Skip to content
May 12, 2024

NIH-Funded Study Looks at Effects of Delayed Dementia Diagnoses on Patients

December 15, 2017

If a home care clinician isn’t aware that a patient has been diagnosed with Alzheimer’s disease or another type of cognitive impairment, it can have a profound impact on the treatment protocols chosen and the resulting care outcomes. The VNSNY Center for Home Care Policy & Research is now conducting a study exploring the care trajectories of patients with existing diagnoses of Alzheimer’s disease or dementia, as well as patients who have cognitive symptoms but do not have a formal Alzheimer’s/dementia diagnosis shown on the home care assessment.

Senior Research Scientist Miriam Ryvicker, who has been with the Research Center since 2005, is collaborating with Jacqueline Merrill, Professor of Nursing (in Biomedical Informatics) at Columbia University Medical Center, on an analysis of VNSNY medical records and Centers for Medicare & Medicaid Services (CMS) claims data. This analysis will look at patterns in health care use and care trajectories for VNSNY patients whose medical records may have indicated the presence of Alzheimer’s, dementia or some kind of cognitive impairment at the outset of the patient’s home care, but whose official diagnosis may have been unknown to the VNSNY clinician.

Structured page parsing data
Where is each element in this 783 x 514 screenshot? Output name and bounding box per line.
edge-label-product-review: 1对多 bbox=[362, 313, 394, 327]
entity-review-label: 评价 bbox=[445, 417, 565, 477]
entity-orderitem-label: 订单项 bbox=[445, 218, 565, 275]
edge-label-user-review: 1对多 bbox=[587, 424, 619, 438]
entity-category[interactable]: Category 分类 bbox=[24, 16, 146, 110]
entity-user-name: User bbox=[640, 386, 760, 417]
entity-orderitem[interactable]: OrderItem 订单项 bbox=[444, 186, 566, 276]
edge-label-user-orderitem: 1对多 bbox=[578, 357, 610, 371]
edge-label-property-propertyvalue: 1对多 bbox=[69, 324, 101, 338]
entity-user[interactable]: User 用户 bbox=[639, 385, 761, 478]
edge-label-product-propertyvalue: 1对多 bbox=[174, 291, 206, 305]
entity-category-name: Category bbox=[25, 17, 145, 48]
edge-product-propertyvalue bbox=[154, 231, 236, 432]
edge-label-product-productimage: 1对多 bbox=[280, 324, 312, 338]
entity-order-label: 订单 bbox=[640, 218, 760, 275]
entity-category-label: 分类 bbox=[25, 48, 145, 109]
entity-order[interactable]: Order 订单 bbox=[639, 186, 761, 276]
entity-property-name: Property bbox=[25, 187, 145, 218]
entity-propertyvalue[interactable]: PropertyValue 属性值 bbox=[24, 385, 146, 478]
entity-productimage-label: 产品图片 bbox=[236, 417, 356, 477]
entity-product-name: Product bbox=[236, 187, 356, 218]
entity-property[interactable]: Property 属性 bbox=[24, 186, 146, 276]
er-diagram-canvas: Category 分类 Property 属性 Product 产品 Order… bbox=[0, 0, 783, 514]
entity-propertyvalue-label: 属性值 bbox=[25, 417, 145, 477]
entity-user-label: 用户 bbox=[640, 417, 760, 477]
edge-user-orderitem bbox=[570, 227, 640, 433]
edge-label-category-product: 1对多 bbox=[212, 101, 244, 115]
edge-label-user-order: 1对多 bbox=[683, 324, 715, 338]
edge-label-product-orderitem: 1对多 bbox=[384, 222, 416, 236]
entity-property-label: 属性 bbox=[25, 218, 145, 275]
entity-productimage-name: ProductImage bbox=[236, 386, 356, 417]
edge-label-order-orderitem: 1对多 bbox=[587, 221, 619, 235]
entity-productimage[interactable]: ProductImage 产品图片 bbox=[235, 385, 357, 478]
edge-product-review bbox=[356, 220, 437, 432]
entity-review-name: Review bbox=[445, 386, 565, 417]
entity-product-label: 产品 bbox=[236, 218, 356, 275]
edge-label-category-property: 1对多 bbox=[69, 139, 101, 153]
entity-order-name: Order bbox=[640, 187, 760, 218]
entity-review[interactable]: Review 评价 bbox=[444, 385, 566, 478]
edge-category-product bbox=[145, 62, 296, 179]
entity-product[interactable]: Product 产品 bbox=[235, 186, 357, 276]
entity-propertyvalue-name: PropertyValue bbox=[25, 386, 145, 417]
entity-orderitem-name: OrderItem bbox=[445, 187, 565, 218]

* **To do**
#1 According to the article on the dementia diagnosis study, since what year has Miriam Ryvicker been with the Research Center?
#2 List every institution or agency named in the article on the dementia diagnosis study.
#3 Resume the article on the dementia diagnosis study, starting after its final sentence.

* **Responses**
#1 Since 2005.

#2 NIH; VNSNY, including its Center for Home Care Policy & Research; Columbia University Medical Center; Centers for Medicare & Medicaid Services (CMS).

#3
The project is part of a broader research initiative by the National Institutes for Health (NIH) on disparities in treatment for patients with Alzheimer’s disease and dementia. VNSNY received a one-year NIH grant in September 2017 to fund a proof-of-concept study that it hopes will lead to a multi-year NIH award to investigate the topic in detail. By analyzing VNSNY internal data for patients admitted from 2010 through 2012, as well as CMS claims data for the same group of patients over a four-year follow-up period, this study will examine whether the treatment patterns are different when home care clinicians are able to identify early on from other sources that patients have an Alzheimer’s or dementia diagnosis, and whether the clinician’s awareness of the diagnosis can make an identifiable difference in long-term outcomes.

“If we find that knowing about these diagnoses does make a difference,” notes Miriam, “in a future study we could design and test an intervention to better inform the home care team regarding the patient’s cognitive status and dementia diagnosis.”

The Take-Away: The VNSNY Center for Home Care Policy & Research is conducting a study investigating whether a home care clinician’s awareness of an Alzheimer’s or dementia diagnosis in a patient can make an identifiable difference in long-term outcomes.